| Exercise objective |
Take the line that has "Give me the" in it and every line after it to the end of the entries, and reproduce them exactly.

| Material for the task |
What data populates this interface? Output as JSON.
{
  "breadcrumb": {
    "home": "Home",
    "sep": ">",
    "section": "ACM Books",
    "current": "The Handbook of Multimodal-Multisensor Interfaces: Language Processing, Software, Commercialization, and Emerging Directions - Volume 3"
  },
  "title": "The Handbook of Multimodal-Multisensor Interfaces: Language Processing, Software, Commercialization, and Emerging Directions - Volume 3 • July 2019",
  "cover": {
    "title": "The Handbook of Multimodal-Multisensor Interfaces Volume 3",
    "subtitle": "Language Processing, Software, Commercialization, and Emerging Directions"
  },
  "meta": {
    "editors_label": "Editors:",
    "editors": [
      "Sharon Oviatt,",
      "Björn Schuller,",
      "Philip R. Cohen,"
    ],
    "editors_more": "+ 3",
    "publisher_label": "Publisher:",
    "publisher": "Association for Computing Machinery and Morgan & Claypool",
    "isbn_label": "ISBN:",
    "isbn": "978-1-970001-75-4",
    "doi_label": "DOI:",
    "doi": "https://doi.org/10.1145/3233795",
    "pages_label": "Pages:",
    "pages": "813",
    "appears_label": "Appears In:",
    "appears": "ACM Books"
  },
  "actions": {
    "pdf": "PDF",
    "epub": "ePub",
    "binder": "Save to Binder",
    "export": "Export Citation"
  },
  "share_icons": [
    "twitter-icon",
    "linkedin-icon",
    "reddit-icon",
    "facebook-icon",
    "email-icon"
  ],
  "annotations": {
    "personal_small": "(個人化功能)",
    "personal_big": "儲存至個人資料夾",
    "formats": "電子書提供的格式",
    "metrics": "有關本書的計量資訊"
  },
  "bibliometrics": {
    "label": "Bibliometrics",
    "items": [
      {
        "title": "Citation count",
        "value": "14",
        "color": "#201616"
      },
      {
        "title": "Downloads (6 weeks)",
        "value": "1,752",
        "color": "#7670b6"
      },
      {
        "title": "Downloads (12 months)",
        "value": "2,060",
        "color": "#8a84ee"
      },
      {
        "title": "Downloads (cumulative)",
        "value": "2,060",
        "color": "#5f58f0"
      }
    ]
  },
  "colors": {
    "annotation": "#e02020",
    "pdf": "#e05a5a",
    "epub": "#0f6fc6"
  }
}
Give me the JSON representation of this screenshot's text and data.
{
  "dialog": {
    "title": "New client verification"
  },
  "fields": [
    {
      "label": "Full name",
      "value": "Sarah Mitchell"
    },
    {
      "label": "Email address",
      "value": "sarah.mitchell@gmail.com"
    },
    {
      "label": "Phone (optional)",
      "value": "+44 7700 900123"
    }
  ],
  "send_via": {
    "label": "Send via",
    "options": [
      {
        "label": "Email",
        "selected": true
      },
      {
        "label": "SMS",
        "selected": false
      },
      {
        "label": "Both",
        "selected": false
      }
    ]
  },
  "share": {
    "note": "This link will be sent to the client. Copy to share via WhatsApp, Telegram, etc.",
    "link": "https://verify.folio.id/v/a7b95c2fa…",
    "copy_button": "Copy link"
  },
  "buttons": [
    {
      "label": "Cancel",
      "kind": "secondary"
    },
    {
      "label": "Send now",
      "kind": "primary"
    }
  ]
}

| Written solution |
Give me the JSON representation of this screenshot's text and data.
{
  "dialog": {
    "title": "New client verification"
  },
  "fields": [
    {
      "label": "Full name",
      "value": "Sarah Mitchell"
    },
    {
      "label": "Email address",
      "value": "sarah.mitchell@gmail.com"
    },
    {
      "label": "Phone (optional)",
      "value": "+44 7700 900123"
    }
  ],
  "send_via": {
    "label": "Send via",
    "options": [
      {
        "label": "Email",
        "selected": true
      },
      {
        "label": "SMS",
        "selected": false
      },
      {
        "label": "Both",
        "selected": false
      }
    ]
  },
  "share": {
    "note": "This link will be sent to the client. Copy to share via WhatsApp, Telegram, etc.",
    "link": "https://verify.folio.id/v/a7b95c2fa…",
    "copy_button": "Copy link"
  },
  "buttons": [
    {
      "label": "Cancel",
      "kind": "secondary"
    },
    {
      "label": "Send now",
      "kind": "primary"
    }
  ]
}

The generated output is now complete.